**Exercise**
Reproduce the items from the line holding "recipient-address-fragment: la xyxy=(1247,708,1270,736)" through the line holding "redaction-sticky-note xyxy=(858,663,1246,883)", both included, with "letterhead-title" swapped for "letterhead-heading" and nothing else changed.

**Data for the task**
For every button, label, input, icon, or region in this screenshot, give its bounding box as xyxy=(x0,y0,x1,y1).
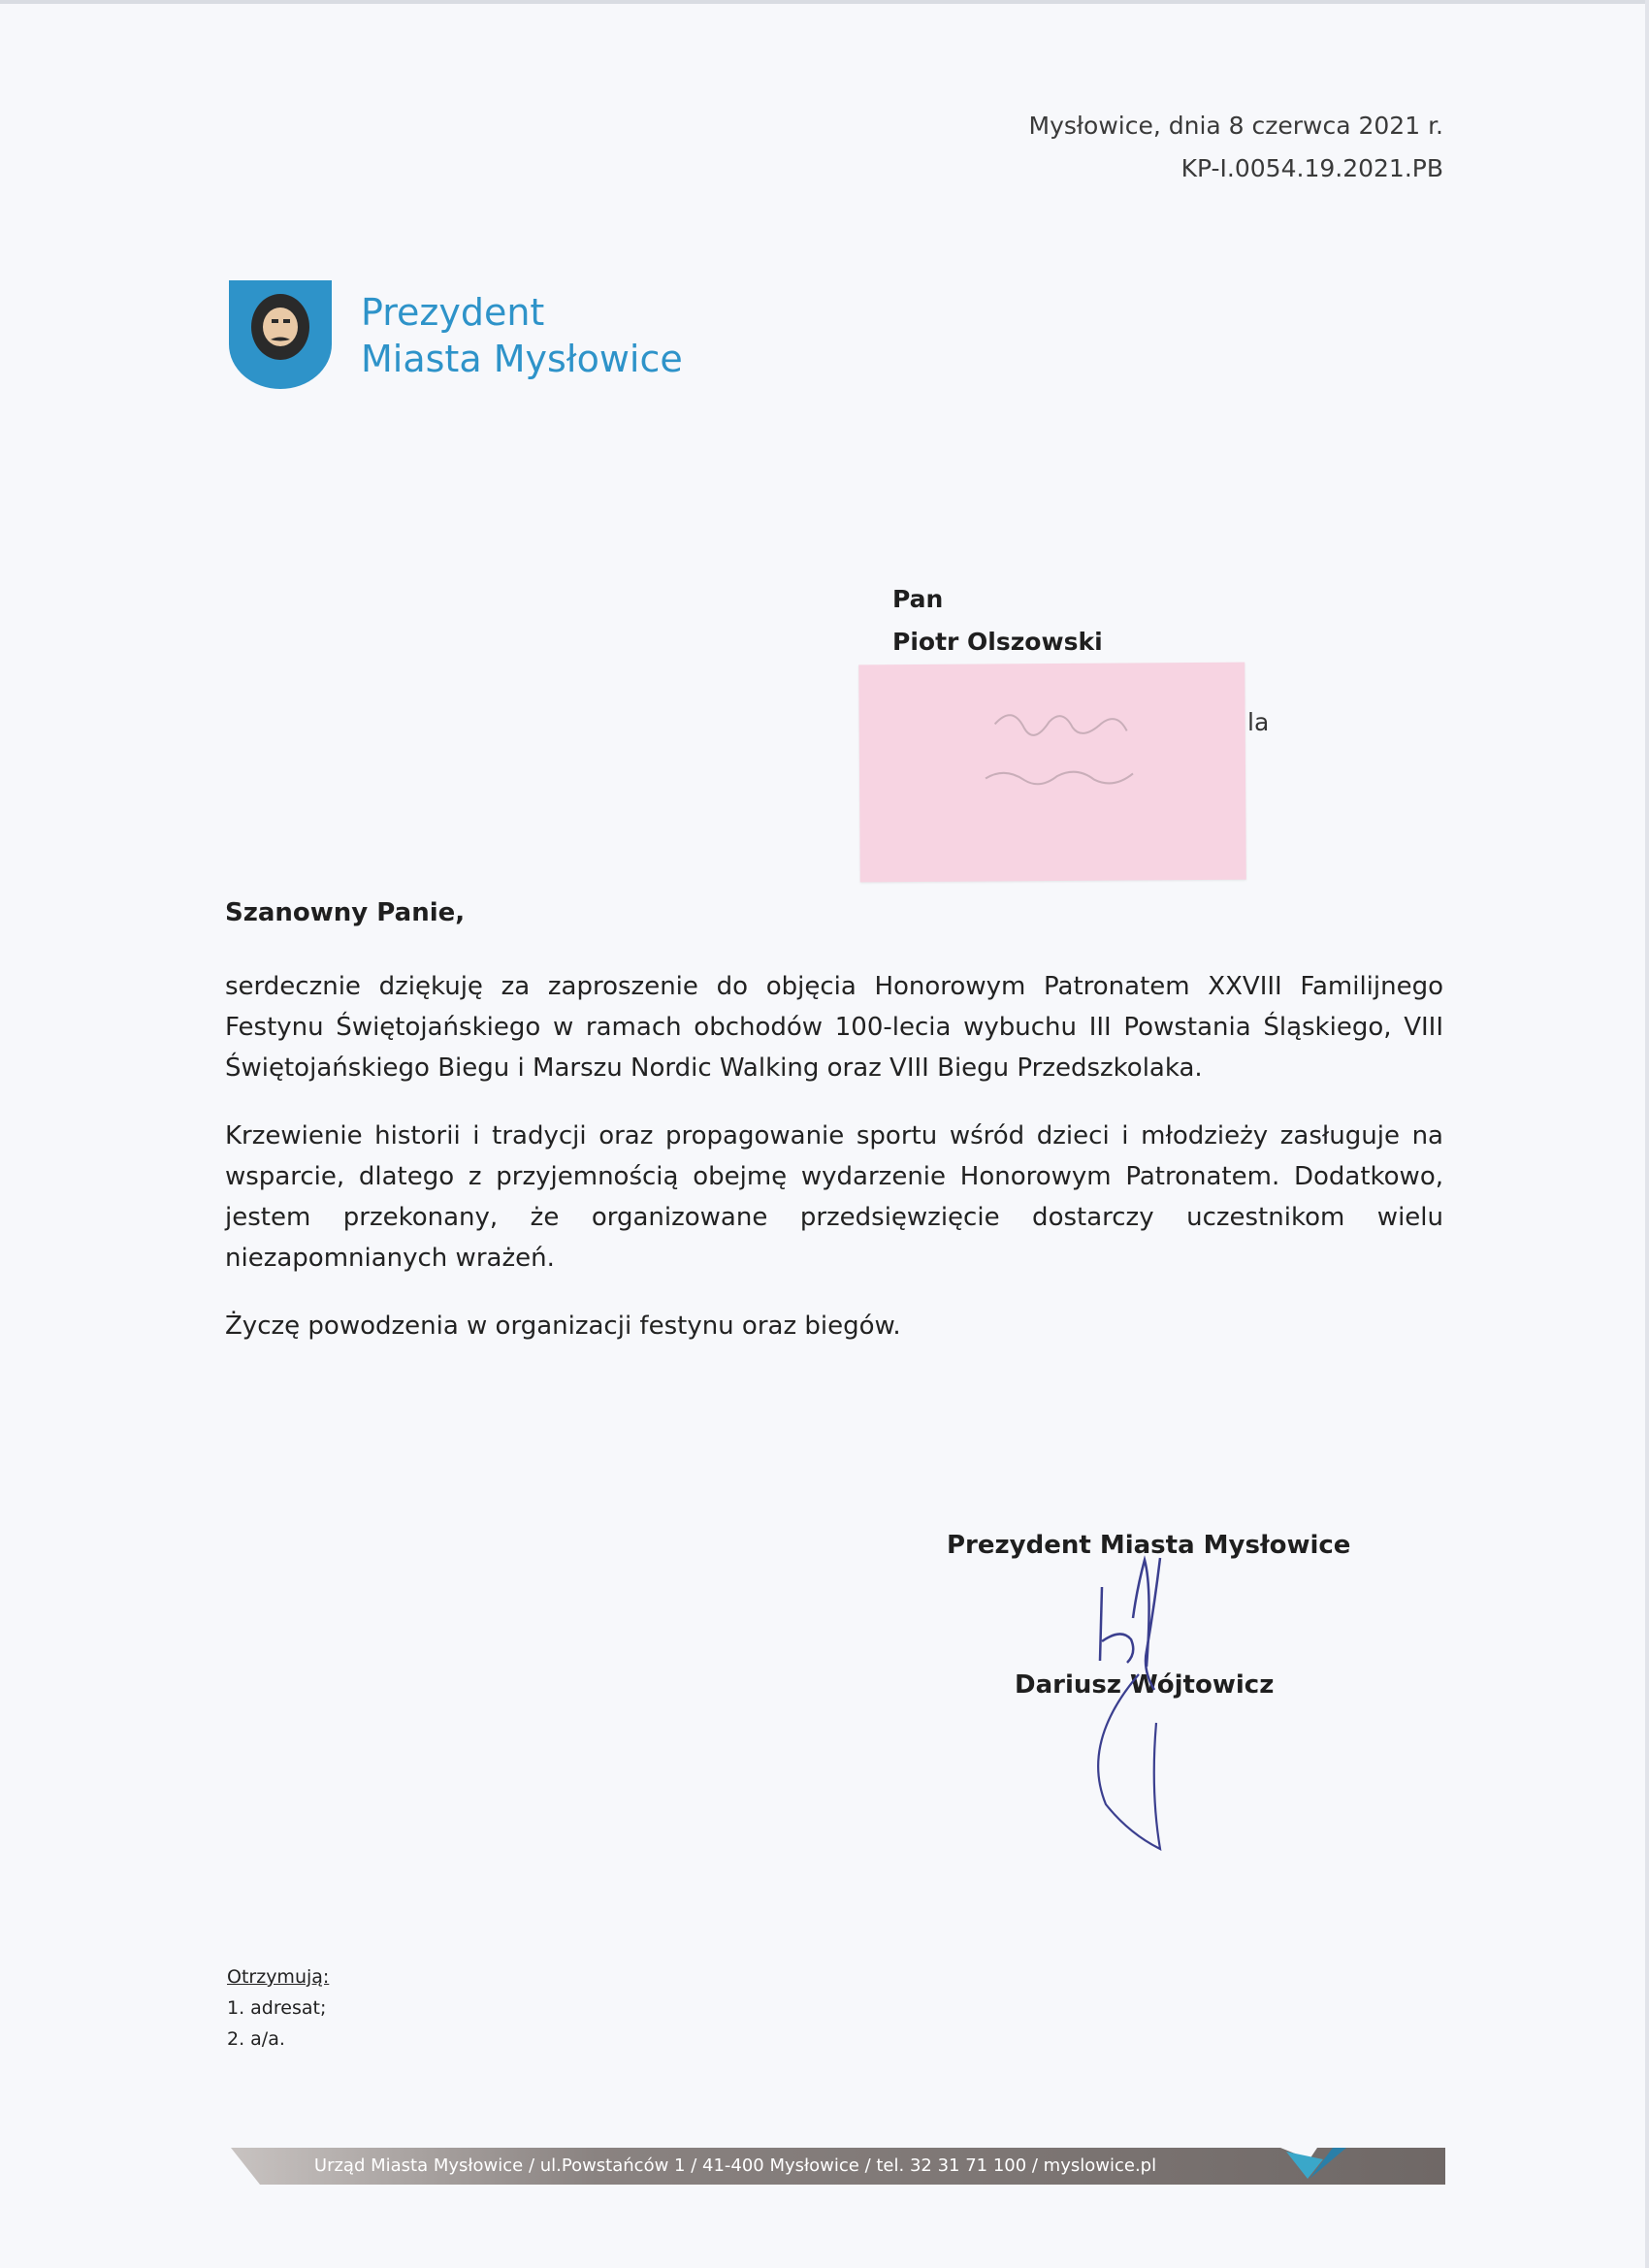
recipient-address-fragment: la xyxy=(1247,708,1270,736)
reference-number: KP-I.0054.19.2021.PB xyxy=(1180,154,1443,182)
footer-contact: Urząd Miasta Mysłowice / ul.Powstańców 1 / 41-400 Mysłowice / tel. 32 31 71 100 / myslowice.pl xyxy=(313,2155,1157,2176)
recipient-block xyxy=(892,578,1103,664)
distribution-list xyxy=(227,1961,329,2055)
sticky-note-scribble xyxy=(858,663,1246,883)
letterhead-title xyxy=(361,289,683,382)
redaction-sticky-note xyxy=(858,663,1246,883)
letter-paragraph: Życzę powodzenia w organizacji festynu oraz biegów. xyxy=(225,1312,901,1341)
letterhead-line1: Prezydent xyxy=(361,291,545,334)
scan-edge-top xyxy=(0,0,1649,4)
coat-of-arms-icon xyxy=(227,278,334,391)
place-date: Mysłowice, dnia 8 czerwca 2021 r. xyxy=(1028,112,1443,140)
letter-greeting: Szanowny Panie, xyxy=(225,898,466,927)
signatory-name: Dariusz Wójtowicz xyxy=(1015,1670,1275,1700)
letter-paragraph: Krzewienie historii i tradycji oraz propagowanie sportu wśród dzieci i młodzieży zasługuje na wsparcie, dlatego z przyjemnością obejmę wydarzenie Honorowym Patronatem. Dodatkowo, jestem przekonany, że organizowane przedsięwzięcie dostarczy uczestnikom wielu niezapomnianych wrażeń. xyxy=(225,1121,1443,1273)
recipient-name: Piotr Olszowski xyxy=(892,628,1103,656)
letterhead-line2: Miasta Mysłowice xyxy=(361,338,683,380)
distribution-item: 2. a/a. xyxy=(227,2028,285,2050)
distribution-title: Otrzymują: xyxy=(227,1966,330,1988)
letter-body xyxy=(225,966,1443,1374)
distribution-item: 1. adresat; xyxy=(227,1997,327,2019)
signatory-role: Prezydent Miasta Mysłowice xyxy=(947,1531,1351,1560)
recipient-salutation: Pan xyxy=(892,585,944,613)
handwritten-signature xyxy=(1028,1525,1222,1851)
scan-edge-right xyxy=(1645,0,1649,2268)
date-reference-block xyxy=(1029,105,1443,190)
letter-paragraph: serdecznie dziękuję za zaproszenie do objęcia Honorowym Patronatem XXVIII Familijnego Festynu Świętojańskiego w ramach obchodów 100-lecia wybuchu III Powstania Śląskiego, VIII Świętojańskiego Biegu i Marszu Nordic Walking oraz VIII Biegu Przedszkolaka. xyxy=(225,972,1443,1083)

**Right answer**
recipient-address-fragment: la xyxy=(1247,708,1270,736)
reference-number: KP-I.0054.19.2021.PB xyxy=(1180,154,1443,182)
footer-contact: Urząd Miasta Mysłowice / ul.Powstańców 1 / 41-400 Mysłowice / tel. 32 31 71 100 / myslowice.pl xyxy=(313,2155,1157,2176)
recipient-block xyxy=(892,578,1103,664)
distribution-list xyxy=(227,1961,329,2055)
sticky-note-scribble xyxy=(858,663,1246,883)
letterhead-heading xyxy=(361,289,683,382)
redaction-sticky-note xyxy=(858,663,1246,883)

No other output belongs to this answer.